### Problem description
Report only how many lines of the entries below contain the string "Projects".

Data records:
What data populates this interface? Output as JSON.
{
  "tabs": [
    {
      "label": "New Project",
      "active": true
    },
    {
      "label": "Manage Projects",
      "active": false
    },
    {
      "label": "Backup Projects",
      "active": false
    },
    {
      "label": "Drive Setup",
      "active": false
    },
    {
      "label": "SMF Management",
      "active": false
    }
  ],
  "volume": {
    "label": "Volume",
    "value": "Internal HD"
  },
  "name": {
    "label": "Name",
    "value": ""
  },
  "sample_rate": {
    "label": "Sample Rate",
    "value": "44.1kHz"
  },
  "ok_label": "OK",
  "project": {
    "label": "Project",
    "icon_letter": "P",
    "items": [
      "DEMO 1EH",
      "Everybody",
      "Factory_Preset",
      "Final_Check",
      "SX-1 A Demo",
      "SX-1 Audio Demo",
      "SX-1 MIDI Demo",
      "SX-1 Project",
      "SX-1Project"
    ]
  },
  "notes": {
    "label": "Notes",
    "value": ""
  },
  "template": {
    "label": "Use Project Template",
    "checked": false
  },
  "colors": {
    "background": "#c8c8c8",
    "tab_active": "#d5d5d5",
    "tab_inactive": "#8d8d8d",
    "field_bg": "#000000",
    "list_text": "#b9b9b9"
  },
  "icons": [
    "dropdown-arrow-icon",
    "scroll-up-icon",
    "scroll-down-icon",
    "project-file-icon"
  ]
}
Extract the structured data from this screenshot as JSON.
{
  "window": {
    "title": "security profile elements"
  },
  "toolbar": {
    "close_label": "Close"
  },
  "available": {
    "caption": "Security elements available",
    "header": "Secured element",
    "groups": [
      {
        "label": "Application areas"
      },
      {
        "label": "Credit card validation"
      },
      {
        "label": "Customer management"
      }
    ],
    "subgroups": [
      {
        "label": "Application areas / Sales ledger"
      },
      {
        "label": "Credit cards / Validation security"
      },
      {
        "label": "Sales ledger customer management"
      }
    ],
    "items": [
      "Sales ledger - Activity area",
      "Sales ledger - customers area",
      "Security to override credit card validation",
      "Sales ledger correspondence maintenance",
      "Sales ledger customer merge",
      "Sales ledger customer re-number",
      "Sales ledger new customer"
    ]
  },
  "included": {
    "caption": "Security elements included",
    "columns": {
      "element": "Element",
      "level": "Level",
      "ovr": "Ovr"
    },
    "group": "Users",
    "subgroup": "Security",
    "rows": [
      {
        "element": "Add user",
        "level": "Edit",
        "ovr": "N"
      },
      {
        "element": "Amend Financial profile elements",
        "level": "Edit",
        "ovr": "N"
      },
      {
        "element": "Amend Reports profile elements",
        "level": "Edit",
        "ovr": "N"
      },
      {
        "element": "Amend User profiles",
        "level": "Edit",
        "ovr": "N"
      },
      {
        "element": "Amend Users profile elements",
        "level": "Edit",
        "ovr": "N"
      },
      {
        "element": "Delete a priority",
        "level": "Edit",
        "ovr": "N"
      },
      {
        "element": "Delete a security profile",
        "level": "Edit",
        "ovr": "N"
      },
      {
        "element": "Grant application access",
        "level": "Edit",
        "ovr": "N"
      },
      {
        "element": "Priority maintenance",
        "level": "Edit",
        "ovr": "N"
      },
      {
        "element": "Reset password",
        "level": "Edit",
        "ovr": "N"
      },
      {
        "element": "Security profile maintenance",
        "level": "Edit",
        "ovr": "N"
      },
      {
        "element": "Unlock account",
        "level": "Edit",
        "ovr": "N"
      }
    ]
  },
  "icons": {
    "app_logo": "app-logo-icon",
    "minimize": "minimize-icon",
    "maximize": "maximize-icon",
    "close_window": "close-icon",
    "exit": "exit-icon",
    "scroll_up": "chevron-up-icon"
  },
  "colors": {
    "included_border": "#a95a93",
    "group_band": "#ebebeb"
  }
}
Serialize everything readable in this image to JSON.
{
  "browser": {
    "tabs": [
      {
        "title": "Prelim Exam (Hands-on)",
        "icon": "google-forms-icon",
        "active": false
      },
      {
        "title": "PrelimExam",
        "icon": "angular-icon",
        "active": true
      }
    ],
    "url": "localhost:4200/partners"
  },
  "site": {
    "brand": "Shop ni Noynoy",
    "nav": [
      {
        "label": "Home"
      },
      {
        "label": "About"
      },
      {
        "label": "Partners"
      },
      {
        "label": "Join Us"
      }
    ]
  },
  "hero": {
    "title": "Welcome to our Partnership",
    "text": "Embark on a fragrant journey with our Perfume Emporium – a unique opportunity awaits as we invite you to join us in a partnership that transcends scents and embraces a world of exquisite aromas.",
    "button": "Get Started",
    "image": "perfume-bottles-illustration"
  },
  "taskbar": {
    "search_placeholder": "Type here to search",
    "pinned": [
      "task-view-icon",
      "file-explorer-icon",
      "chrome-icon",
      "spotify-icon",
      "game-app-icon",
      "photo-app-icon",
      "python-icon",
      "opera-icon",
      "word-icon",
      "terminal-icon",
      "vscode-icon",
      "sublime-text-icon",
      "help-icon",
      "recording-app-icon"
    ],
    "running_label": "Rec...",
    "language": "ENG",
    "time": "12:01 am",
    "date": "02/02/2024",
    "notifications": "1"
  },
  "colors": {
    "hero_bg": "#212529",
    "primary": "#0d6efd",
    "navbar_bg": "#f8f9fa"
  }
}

### Response for this exercise
2